> _Dataset excerpts_:
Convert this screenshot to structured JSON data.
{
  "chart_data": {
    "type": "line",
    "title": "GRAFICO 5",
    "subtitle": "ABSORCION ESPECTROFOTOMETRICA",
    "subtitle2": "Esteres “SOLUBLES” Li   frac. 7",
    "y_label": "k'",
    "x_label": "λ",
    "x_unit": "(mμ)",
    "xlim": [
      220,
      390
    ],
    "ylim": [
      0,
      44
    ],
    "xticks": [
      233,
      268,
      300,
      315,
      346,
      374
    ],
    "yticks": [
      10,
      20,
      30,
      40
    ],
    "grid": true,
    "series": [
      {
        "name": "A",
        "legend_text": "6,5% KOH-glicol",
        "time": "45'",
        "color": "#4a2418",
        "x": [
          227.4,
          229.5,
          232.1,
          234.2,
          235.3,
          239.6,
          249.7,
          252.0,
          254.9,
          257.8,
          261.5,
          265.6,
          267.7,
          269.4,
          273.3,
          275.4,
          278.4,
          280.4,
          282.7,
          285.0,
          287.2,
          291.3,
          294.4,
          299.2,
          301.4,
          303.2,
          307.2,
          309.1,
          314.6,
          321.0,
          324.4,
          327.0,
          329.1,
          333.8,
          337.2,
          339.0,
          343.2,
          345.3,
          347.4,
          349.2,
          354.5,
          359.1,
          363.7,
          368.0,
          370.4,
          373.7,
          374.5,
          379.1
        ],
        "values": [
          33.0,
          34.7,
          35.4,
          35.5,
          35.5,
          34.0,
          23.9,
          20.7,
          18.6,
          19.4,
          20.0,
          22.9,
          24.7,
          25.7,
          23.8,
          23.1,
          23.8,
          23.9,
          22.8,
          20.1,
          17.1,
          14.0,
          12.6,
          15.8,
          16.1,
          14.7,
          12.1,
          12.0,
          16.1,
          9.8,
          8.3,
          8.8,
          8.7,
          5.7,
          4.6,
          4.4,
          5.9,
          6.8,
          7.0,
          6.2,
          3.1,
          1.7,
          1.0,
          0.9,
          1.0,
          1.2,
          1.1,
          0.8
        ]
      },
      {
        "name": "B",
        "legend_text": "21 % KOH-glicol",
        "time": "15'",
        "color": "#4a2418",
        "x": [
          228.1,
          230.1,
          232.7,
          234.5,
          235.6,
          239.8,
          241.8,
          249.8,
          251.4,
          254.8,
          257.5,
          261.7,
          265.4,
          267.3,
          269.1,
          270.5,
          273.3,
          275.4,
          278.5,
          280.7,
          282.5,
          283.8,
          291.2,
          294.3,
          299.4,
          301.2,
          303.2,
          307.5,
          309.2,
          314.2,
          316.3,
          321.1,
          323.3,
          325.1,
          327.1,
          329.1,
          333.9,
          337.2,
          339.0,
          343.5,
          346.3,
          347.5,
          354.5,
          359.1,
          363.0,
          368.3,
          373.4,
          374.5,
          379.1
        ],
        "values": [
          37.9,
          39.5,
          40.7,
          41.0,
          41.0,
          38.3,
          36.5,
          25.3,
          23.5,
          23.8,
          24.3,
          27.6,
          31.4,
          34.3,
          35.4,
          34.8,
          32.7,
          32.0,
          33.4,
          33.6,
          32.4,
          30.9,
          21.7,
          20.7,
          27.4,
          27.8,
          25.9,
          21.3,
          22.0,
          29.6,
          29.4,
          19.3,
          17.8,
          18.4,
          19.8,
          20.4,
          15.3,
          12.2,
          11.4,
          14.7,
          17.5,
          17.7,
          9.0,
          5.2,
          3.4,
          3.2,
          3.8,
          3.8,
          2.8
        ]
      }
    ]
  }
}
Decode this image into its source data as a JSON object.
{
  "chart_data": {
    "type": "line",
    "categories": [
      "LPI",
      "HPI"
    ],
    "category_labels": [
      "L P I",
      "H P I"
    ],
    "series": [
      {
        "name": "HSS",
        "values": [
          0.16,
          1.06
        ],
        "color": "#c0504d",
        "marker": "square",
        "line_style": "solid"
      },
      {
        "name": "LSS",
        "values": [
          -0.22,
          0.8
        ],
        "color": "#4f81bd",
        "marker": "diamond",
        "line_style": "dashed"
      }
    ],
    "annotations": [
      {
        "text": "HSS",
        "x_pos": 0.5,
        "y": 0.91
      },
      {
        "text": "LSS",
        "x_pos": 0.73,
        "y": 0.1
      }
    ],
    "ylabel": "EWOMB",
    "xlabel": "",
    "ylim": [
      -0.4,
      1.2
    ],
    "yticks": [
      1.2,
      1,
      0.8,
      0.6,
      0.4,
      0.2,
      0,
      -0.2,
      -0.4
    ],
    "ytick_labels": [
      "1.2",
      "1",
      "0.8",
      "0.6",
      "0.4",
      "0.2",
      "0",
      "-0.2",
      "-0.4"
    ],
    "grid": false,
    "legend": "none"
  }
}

> _Task prompt_: Filter the records for lines holding the string "JSON". Copy each one.

> _Solution to this task_:
Convert this screenshot to structured JSON data.
Decode this image into its source data as a JSON object.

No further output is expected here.